__To be done__.
Give the number of lines in this listing that contain the word "Linear", and nothing else.

[Start Rows]

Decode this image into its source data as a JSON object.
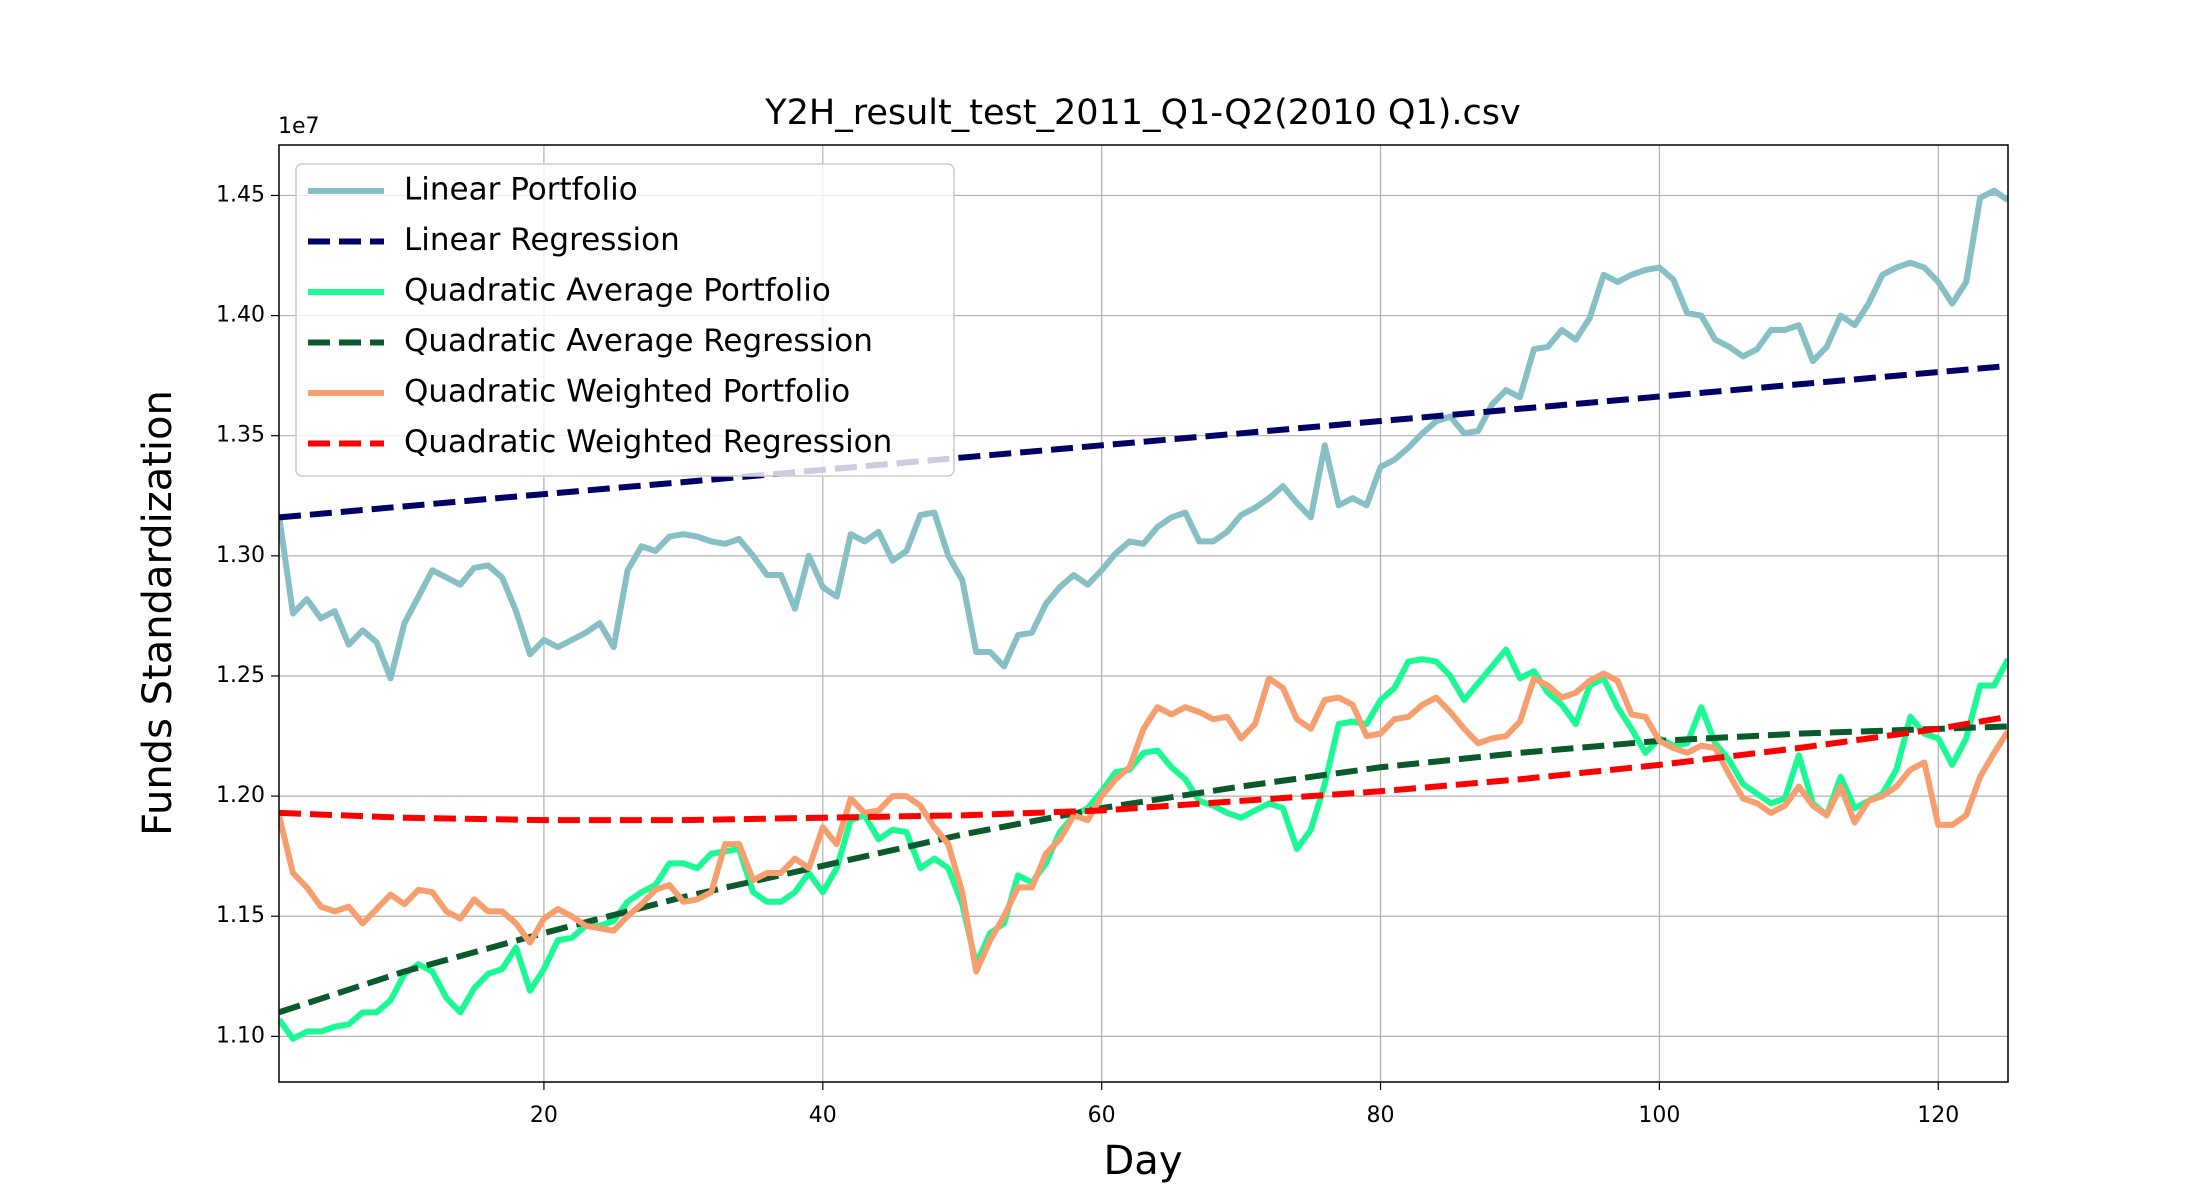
{
  "chart_data": {
    "type": "line",
    "title": "Y2H_result_test_2011_Q1-Q2(2010 Q1).csv",
    "x_label": "Day",
    "y_label": "Funds Standardization",
    "offset_label": "1e7",
    "xlim": [
      1,
      125
    ],
    "ylim": [
      1.081,
      1.471
    ],
    "xticks": [
      20,
      40,
      60,
      80,
      100,
      120
    ],
    "yticks": [
      {
        "value": 1.1,
        "label": "1.10"
      },
      {
        "value": 1.15,
        "label": "1.15"
      },
      {
        "value": 1.2,
        "label": "1.20"
      },
      {
        "value": 1.25,
        "label": "1.25"
      },
      {
        "value": 1.3,
        "label": "1.30"
      },
      {
        "value": 1.35,
        "label": "1.35"
      },
      {
        "value": 1.4,
        "label": "1.40"
      },
      {
        "value": 1.45,
        "label": "1.45"
      }
    ],
    "grid": true,
    "legend": "upper left",
    "x": [
      1,
      2,
      3,
      4,
      5,
      6,
      7,
      8,
      9,
      10,
      11,
      12,
      13,
      14,
      15,
      16,
      17,
      18,
      19,
      20,
      21,
      22,
      23,
      24,
      25,
      26,
      27,
      28,
      29,
      30,
      31,
      32,
      33,
      34,
      35,
      36,
      37,
      38,
      39,
      40,
      41,
      42,
      43,
      44,
      45,
      46,
      47,
      48,
      49,
      50,
      51,
      52,
      53,
      54,
      55,
      56,
      57,
      58,
      59,
      60,
      61,
      62,
      63,
      64,
      65,
      66,
      67,
      68,
      69,
      70,
      71,
      72,
      73,
      74,
      75,
      76,
      77,
      78,
      79,
      80,
      81,
      82,
      83,
      84,
      85,
      86,
      87,
      88,
      89,
      90,
      91,
      92,
      93,
      94,
      95,
      96,
      97,
      98,
      99,
      100,
      101,
      102,
      103,
      104,
      105,
      106,
      107,
      108,
      109,
      110,
      111,
      112,
      113,
      114,
      115,
      116,
      117,
      118,
      119,
      120,
      121,
      122,
      123,
      124,
      125
    ],
    "series": [
      {
        "name": "Linear Portfolio",
        "color": "#86bfc4",
        "dashed": false,
        "values": [
          1.317,
          1.276,
          1.282,
          1.274,
          1.277,
          1.263,
          1.269,
          1.264,
          1.249,
          1.272,
          1.283,
          1.294,
          1.291,
          1.288,
          1.295,
          1.296,
          1.291,
          1.277,
          1.259,
          1.265,
          1.262,
          1.265,
          1.268,
          1.272,
          1.262,
          1.294,
          1.304,
          1.302,
          1.308,
          1.309,
          1.308,
          1.306,
          1.305,
          1.307,
          1.3,
          1.292,
          1.292,
          1.278,
          1.3,
          1.287,
          1.283,
          1.309,
          1.306,
          1.31,
          1.298,
          1.302,
          1.317,
          1.318,
          1.3,
          1.29,
          1.26,
          1.26,
          1.254,
          1.267,
          1.268,
          1.28,
          1.287,
          1.292,
          1.288,
          1.294,
          1.301,
          1.306,
          1.305,
          1.312,
          1.316,
          1.318,
          1.306,
          1.306,
          1.31,
          1.317,
          1.32,
          1.324,
          1.329,
          1.322,
          1.316,
          1.346,
          1.321,
          1.324,
          1.321,
          1.337,
          1.34,
          1.345,
          1.351,
          1.356,
          1.358,
          1.351,
          1.352,
          1.363,
          1.369,
          1.366,
          1.386,
          1.387,
          1.394,
          1.39,
          1.399,
          1.417,
          1.414,
          1.417,
          1.419,
          1.42,
          1.415,
          1.401,
          1.4,
          1.39,
          1.387,
          1.383,
          1.386,
          1.394,
          1.394,
          1.396,
          1.381,
          1.387,
          1.4,
          1.396,
          1.405,
          1.417,
          1.42,
          1.422,
          1.42,
          1.414,
          1.405,
          1.414,
          1.449,
          1.452,
          1.448
        ]
      },
      {
        "name": "Linear Regression",
        "color": "#000066",
        "dashed": true,
        "x": [
          1,
          10,
          20,
          30,
          40,
          50,
          60,
          70,
          80,
          90,
          100,
          110,
          120,
          125
        ],
        "values": [
          1.316,
          1.3206,
          1.3257,
          1.3307,
          1.3358,
          1.3409,
          1.346,
          1.351,
          1.3561,
          1.3612,
          1.3663,
          1.3714,
          1.3765,
          1.379
        ]
      },
      {
        "name": "Quadratic Average Portfolio",
        "color": "#1afa94",
        "dashed": false,
        "values": [
          1.107,
          1.099,
          1.102,
          1.102,
          1.104,
          1.105,
          1.11,
          1.11,
          1.115,
          1.126,
          1.13,
          1.127,
          1.116,
          1.11,
          1.12,
          1.126,
          1.128,
          1.137,
          1.119,
          1.128,
          1.14,
          1.141,
          1.146,
          1.146,
          1.148,
          1.156,
          1.16,
          1.163,
          1.172,
          1.172,
          1.17,
          1.176,
          1.177,
          1.178,
          1.16,
          1.156,
          1.156,
          1.16,
          1.168,
          1.16,
          1.17,
          1.19,
          1.192,
          1.182,
          1.186,
          1.185,
          1.17,
          1.174,
          1.17,
          1.155,
          1.13,
          1.143,
          1.147,
          1.167,
          1.164,
          1.172,
          1.185,
          1.192,
          1.195,
          1.202,
          1.21,
          1.211,
          1.218,
          1.219,
          1.212,
          1.207,
          1.198,
          1.196,
          1.193,
          1.191,
          1.194,
          1.197,
          1.195,
          1.178,
          1.186,
          1.205,
          1.23,
          1.231,
          1.23,
          1.24,
          1.245,
          1.256,
          1.257,
          1.256,
          1.25,
          1.24,
          1.247,
          1.254,
          1.261,
          1.249,
          1.252,
          1.243,
          1.238,
          1.23,
          1.246,
          1.249,
          1.237,
          1.228,
          1.218,
          1.224,
          1.221,
          1.222,
          1.237,
          1.222,
          1.215,
          1.205,
          1.201,
          1.197,
          1.199,
          1.217,
          1.197,
          1.192,
          1.208,
          1.195,
          1.198,
          1.201,
          1.211,
          1.233,
          1.226,
          1.224,
          1.213,
          1.224,
          1.246,
          1.246,
          1.257
        ]
      },
      {
        "name": "Quadratic Average Regression",
        "color": "#0b5a2b",
        "dashed": true,
        "x": [
          1,
          10,
          20,
          30,
          40,
          50,
          60,
          70,
          80,
          90,
          100,
          110,
          120,
          125
        ],
        "values": [
          1.11,
          1.127,
          1.143,
          1.158,
          1.171,
          1.184,
          1.195,
          1.204,
          1.212,
          1.218,
          1.223,
          1.226,
          1.228,
          1.229
        ]
      },
      {
        "name": "Quadratic Weighted Portfolio",
        "color": "#f79e6e",
        "dashed": false,
        "values": [
          1.192,
          1.168,
          1.162,
          1.154,
          1.152,
          1.154,
          1.147,
          1.153,
          1.159,
          1.155,
          1.161,
          1.16,
          1.152,
          1.149,
          1.157,
          1.152,
          1.152,
          1.147,
          1.139,
          1.149,
          1.153,
          1.15,
          1.146,
          1.145,
          1.144,
          1.15,
          1.155,
          1.161,
          1.163,
          1.156,
          1.157,
          1.16,
          1.18,
          1.18,
          1.165,
          1.168,
          1.168,
          1.174,
          1.17,
          1.187,
          1.18,
          1.199,
          1.193,
          1.194,
          1.2,
          1.2,
          1.196,
          1.187,
          1.18,
          1.16,
          1.127,
          1.14,
          1.15,
          1.162,
          1.162,
          1.176,
          1.182,
          1.192,
          1.19,
          1.2,
          1.207,
          1.212,
          1.228,
          1.237,
          1.234,
          1.237,
          1.235,
          1.232,
          1.233,
          1.224,
          1.23,
          1.249,
          1.245,
          1.232,
          1.228,
          1.24,
          1.241,
          1.238,
          1.225,
          1.226,
          1.232,
          1.233,
          1.238,
          1.241,
          1.235,
          1.228,
          1.222,
          1.224,
          1.225,
          1.231,
          1.249,
          1.246,
          1.241,
          1.243,
          1.248,
          1.251,
          1.248,
          1.234,
          1.233,
          1.223,
          1.22,
          1.218,
          1.221,
          1.22,
          1.209,
          1.199,
          1.197,
          1.193,
          1.196,
          1.204,
          1.196,
          1.192,
          1.204,
          1.189,
          1.198,
          1.2,
          1.204,
          1.211,
          1.214,
          1.188,
          1.188,
          1.192,
          1.208,
          1.218,
          1.227
        ]
      },
      {
        "name": "Quadratic Weighted Regression",
        "color": "#ff0000",
        "dashed": true,
        "x": [
          1,
          10,
          20,
          30,
          40,
          50,
          60,
          70,
          80,
          90,
          100,
          110,
          120,
          125
        ],
        "values": [
          1.193,
          1.191,
          1.19,
          1.19,
          1.191,
          1.192,
          1.194,
          1.198,
          1.202,
          1.207,
          1.213,
          1.22,
          1.228,
          1.233
        ]
      }
    ]
  }
}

[End Rows]

__Answer to this exercise__.
2